Stated goal: From the entries below, copy every line that holds the word "this".

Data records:

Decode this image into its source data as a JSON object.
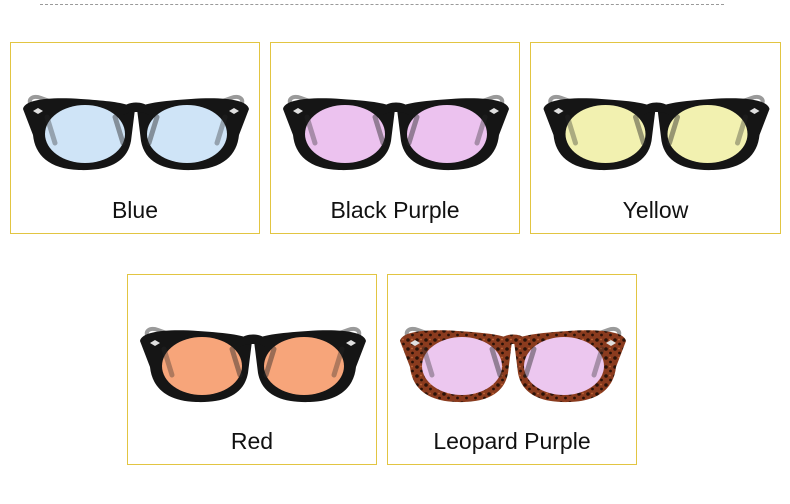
{
  "products": [
    {
      "label": "Blue",
      "lens_color": "#cfe4f7",
      "frame": "black"
    },
    {
      "label": "Black Purple",
      "lens_color": "#ecc2ef",
      "frame": "black"
    },
    {
      "label": "Yellow",
      "lens_color": "#f2f1b0",
      "frame": "black"
    },
    {
      "label": "Red",
      "lens_color": "#f7a57a",
      "frame": "black"
    },
    {
      "label": "Leopard Purple",
      "lens_color": "#ecc7ef",
      "frame": "leopard"
    }
  ],
  "colors": {
    "card_border": "#e2c542",
    "black_frame": "#151515",
    "leopard_base": "#8a3b1e",
    "leopard_spot": "#2a1208"
  }
}
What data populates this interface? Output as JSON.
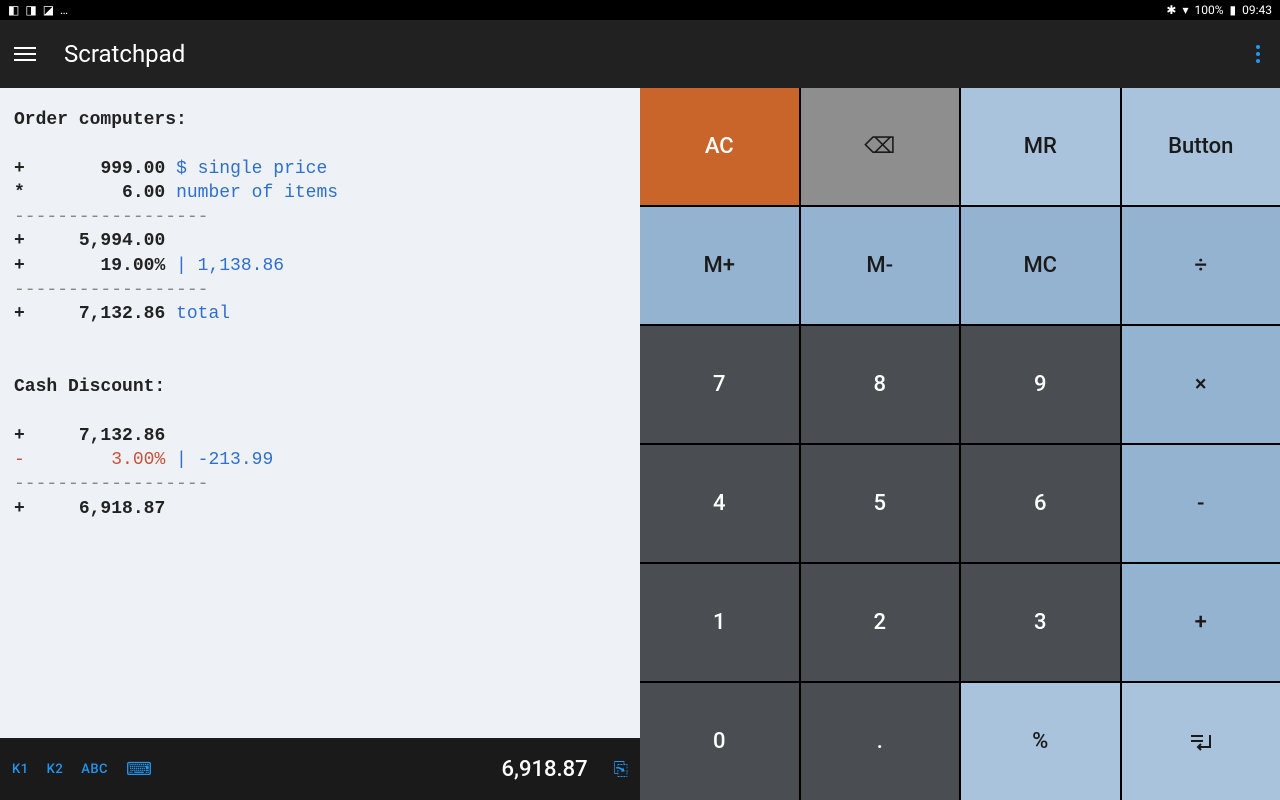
{
  "statusbar": {
    "battery": "100%",
    "time": "09:43"
  },
  "appbar": {
    "title": "Scratchpad"
  },
  "scratch": {
    "h1": "Order computers:",
    "l1_op": "+",
    "l1_val": "999.00",
    "l1_note": "$ single price",
    "l2_op": "*",
    "l2_val": "6.00",
    "l2_note": "number of items",
    "sep1": "------------------",
    "l3_op": "+",
    "l3_val": "5,994.00",
    "l4_op": "+",
    "l4_val": "19.00%",
    "l4_pipe": " | ",
    "l4_note": "1,138.86",
    "sep2": "------------------",
    "l5_op": "+",
    "l5_val": "7,132.86",
    "l5_note": "total",
    "h2": "Cash Discount:",
    "l6_op": "+",
    "l6_val": "7,132.86",
    "l7_op": "-",
    "l7_val": "3.00%",
    "l7_pipe": " | ",
    "l7_note": "-213.99",
    "sep3": "------------------",
    "l8_op": "+",
    "l8_val": "6,918.87"
  },
  "bottombar": {
    "tab1": "K1",
    "tab2": "K2",
    "tab3": "ABC",
    "result": "6,918.87"
  },
  "keypad": {
    "ac": "AC",
    "bs": "⌫",
    "mr": "MR",
    "btn": "Button",
    "mp": "M+",
    "mm": "M-",
    "mc": "MC",
    "div": "÷",
    "k7": "7",
    "k8": "8",
    "k9": "9",
    "mul": "×",
    "k4": "4",
    "k5": "5",
    "k6": "6",
    "sub": "-",
    "k1": "1",
    "k2": "2",
    "k3": "3",
    "add": "+",
    "k0": "0",
    "dot": ".",
    "pct": "%",
    "eq": "="
  }
}
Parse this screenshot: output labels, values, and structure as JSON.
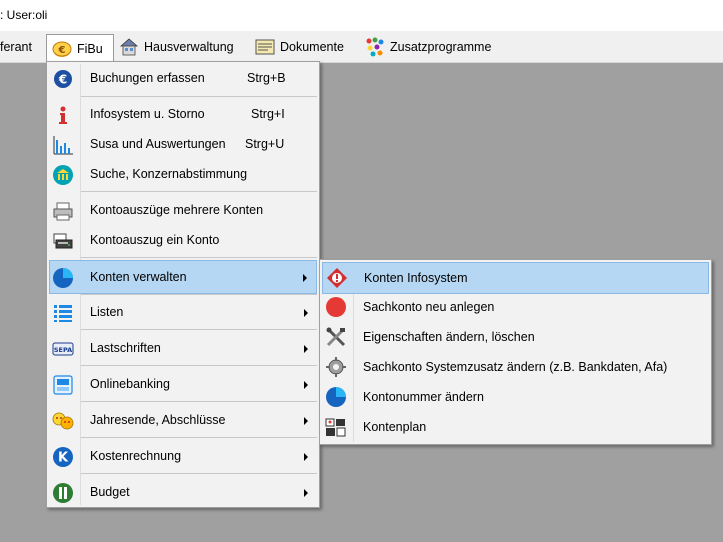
{
  "title": {
    "text": ": User:oli"
  },
  "menubar": {
    "items": [
      {
        "label": "ferant"
      },
      {
        "label": "FiBu"
      },
      {
        "label": "Hausverwaltung"
      },
      {
        "label": "Dokumente"
      },
      {
        "label": "Zusatzprogramme"
      }
    ]
  },
  "fibu_menu": {
    "items": [
      {
        "label": "Buchungen erfassen",
        "shortcut": "Strg+B"
      },
      {
        "label": "Infosystem u. Storno",
        "shortcut": "Strg+I"
      },
      {
        "label": "Susa und Auswertungen",
        "shortcut": "Strg+U"
      },
      {
        "label": "Suche, Konzernabstimmung"
      },
      {
        "label": "Kontoauszüge mehrere Konten"
      },
      {
        "label": "Kontoauszug ein Konto"
      },
      {
        "label": "Konten verwalten"
      },
      {
        "label": "Listen"
      },
      {
        "label": "Lastschriften"
      },
      {
        "label": "Onlinebanking"
      },
      {
        "label": "Jahresende, Abschlüsse"
      },
      {
        "label": "Kostenrechnung"
      },
      {
        "label": "Budget"
      }
    ]
  },
  "konten_submenu": {
    "items": [
      {
        "label": "Konten Infosystem"
      },
      {
        "label": "Sachkonto neu anlegen"
      },
      {
        "label": "Eigenschaften ändern, löschen"
      },
      {
        "label": "Sachkonto Systemzusatz ändern (z.B. Bankdaten, Afa)"
      },
      {
        "label": "Kontonummer ändern"
      },
      {
        "label": "Kontenplan"
      }
    ]
  },
  "colors": {
    "desktop": "#a0a0a0",
    "menu_bg": "#f2f2f2",
    "highlight": "#b6d7f3",
    "highlight_border": "#8ab9e3"
  },
  "icons": {
    "buchungen": "euro-icon",
    "infosystem": "info-icon",
    "susa": "bar-chart-icon",
    "suche": "search-bank-icon",
    "kontoauszuege": "printer-icon",
    "kontoauszug": "printer-stack-icon",
    "konten": "pie-chart-icon",
    "listen": "list-icon",
    "lastschriften": "sepa-icon",
    "onlinebanking": "online-banking-icon",
    "jahresende": "year-end-icon",
    "kostenrechnung": "k-badge-icon",
    "budget": "b-badge-icon"
  }
}
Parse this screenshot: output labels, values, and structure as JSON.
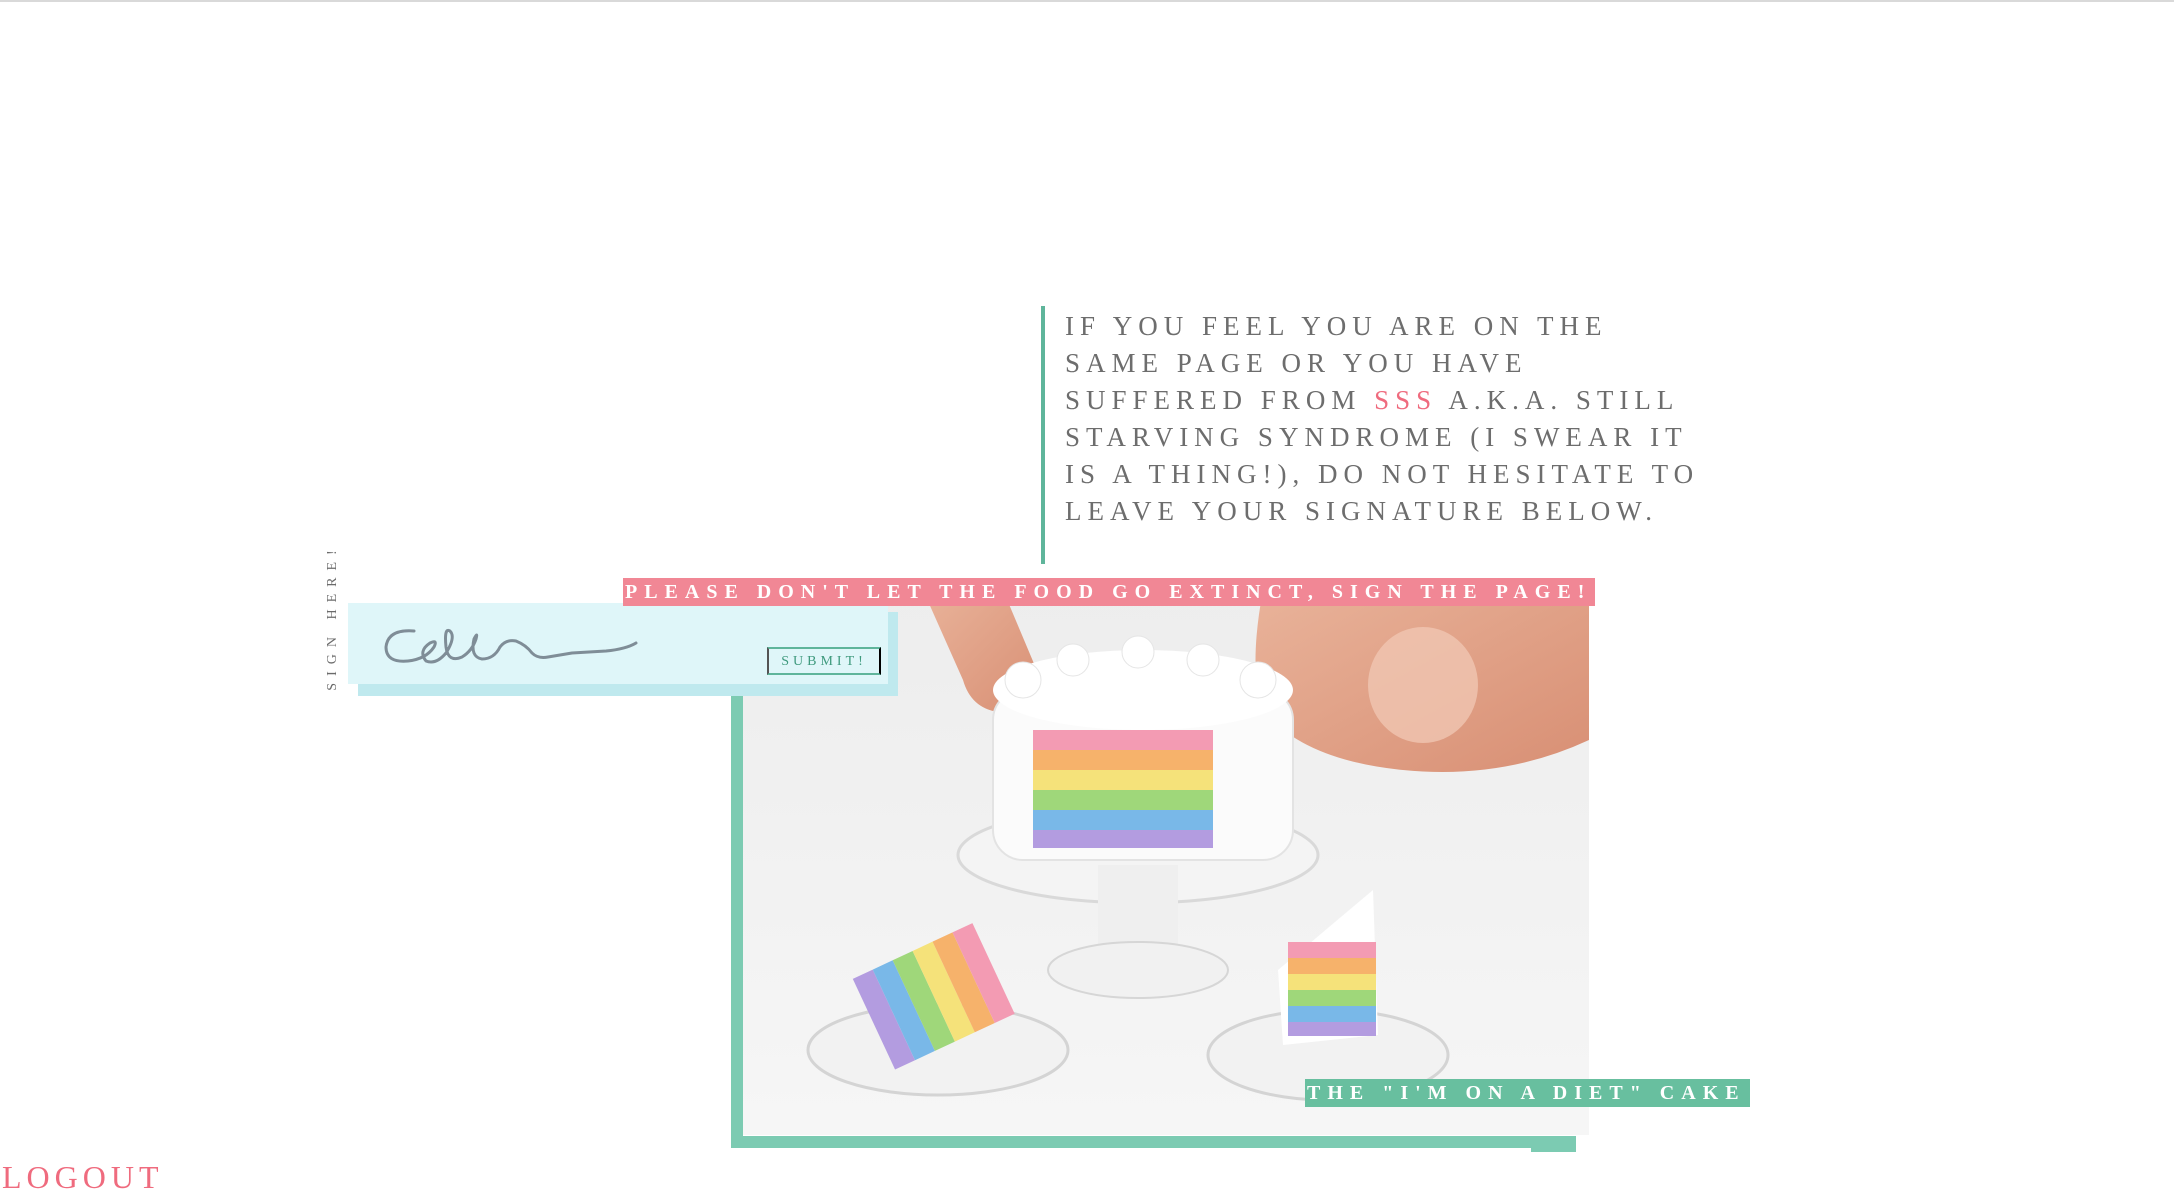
{
  "intro": {
    "text_before": "If you feel you are on the same page or you have suffered from ",
    "highlight": "SSS",
    "text_after": " a.k.a. still starving syndrome (I swear it is a thing!), do not hesitate to leave your signature below."
  },
  "form": {
    "sign_label": "Sign here!",
    "banner": "Please don't let the food go extinct, sign the page!",
    "submit_label": "Submit!"
  },
  "image": {
    "caption": "The \"I'm on a diet\" cake"
  },
  "nav": {
    "logout_label": "Logout"
  },
  "colors": {
    "accent_pink": "#ef6b7e",
    "banner_pink": "#f18795",
    "accent_green": "#5fb59b",
    "frame_green": "#7ccbb2",
    "signature_bg": "#dff6f9"
  }
}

Solved exercise:
Decode this image into its source data as a JSON object.
What data populates this interface? Output as JSON.
Parse this screenshot: output labels, values, and structure as JSON.
Parse this screenshot: output labels, values, and structure as JSON.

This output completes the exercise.